◆ PROBLEM DESCRIPTION ◆
State how many of the lines in the rows below contain the string "outstanding", counting only matches with identical capitalization. Give the number alone.

◆ PROVIDED MATERIAL ◆
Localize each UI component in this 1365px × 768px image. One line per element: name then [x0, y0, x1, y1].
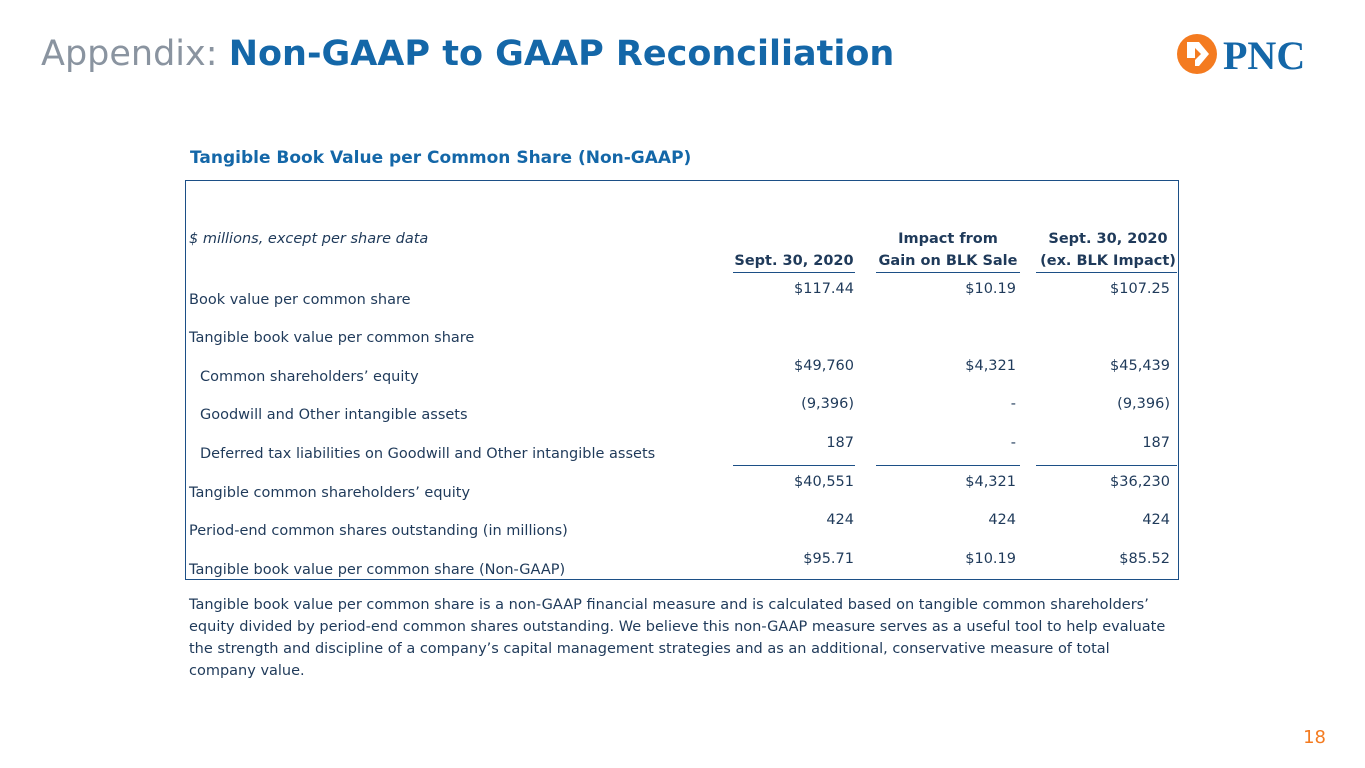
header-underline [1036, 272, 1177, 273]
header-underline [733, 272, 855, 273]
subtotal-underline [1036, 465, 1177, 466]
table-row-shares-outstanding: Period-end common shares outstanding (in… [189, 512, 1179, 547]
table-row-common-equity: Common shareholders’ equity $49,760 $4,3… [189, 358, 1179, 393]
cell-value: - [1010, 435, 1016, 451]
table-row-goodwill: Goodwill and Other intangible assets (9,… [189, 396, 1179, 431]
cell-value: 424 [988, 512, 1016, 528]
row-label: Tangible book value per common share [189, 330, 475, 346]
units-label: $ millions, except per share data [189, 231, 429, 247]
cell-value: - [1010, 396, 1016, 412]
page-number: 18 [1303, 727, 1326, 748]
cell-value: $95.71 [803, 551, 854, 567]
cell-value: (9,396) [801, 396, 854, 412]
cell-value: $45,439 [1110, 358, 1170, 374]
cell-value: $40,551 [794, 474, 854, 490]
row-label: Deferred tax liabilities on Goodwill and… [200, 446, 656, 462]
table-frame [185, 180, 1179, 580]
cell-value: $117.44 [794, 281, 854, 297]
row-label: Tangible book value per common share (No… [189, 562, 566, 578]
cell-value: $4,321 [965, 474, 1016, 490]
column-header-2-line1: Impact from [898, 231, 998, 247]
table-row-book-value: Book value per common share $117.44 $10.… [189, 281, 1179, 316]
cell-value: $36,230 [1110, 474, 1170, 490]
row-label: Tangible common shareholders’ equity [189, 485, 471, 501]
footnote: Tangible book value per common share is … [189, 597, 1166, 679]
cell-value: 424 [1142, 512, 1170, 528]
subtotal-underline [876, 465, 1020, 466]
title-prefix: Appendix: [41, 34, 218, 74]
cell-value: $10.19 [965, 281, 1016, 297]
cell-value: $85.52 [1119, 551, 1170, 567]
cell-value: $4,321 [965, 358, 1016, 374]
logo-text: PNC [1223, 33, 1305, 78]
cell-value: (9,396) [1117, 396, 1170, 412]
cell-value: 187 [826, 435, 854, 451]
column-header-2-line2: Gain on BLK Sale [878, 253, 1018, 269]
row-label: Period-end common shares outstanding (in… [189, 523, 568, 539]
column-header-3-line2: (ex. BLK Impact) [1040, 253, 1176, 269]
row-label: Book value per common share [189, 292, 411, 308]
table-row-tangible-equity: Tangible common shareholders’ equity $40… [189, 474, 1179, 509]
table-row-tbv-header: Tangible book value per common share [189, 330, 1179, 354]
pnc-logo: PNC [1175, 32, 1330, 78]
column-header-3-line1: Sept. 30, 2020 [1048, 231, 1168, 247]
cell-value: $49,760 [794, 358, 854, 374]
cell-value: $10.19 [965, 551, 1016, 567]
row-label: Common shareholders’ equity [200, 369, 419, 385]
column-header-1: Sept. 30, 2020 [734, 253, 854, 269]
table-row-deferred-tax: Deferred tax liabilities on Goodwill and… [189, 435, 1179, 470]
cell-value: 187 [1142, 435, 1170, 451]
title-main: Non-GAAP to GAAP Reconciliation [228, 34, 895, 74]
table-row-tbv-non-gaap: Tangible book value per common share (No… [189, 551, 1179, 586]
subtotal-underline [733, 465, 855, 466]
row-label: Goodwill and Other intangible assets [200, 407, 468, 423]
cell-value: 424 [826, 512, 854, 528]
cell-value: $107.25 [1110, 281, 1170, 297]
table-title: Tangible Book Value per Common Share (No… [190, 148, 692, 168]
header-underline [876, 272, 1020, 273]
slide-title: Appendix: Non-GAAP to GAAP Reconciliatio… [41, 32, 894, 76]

--

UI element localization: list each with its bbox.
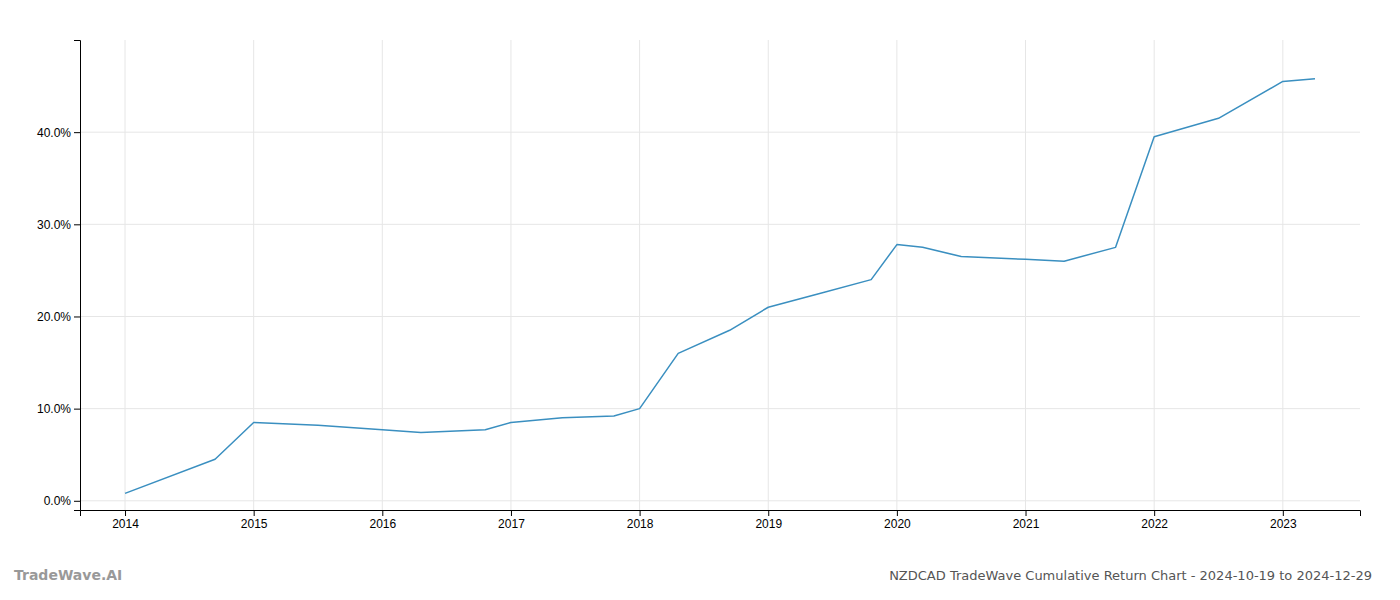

◆ SOLUTION TO THIS TASK ◆
2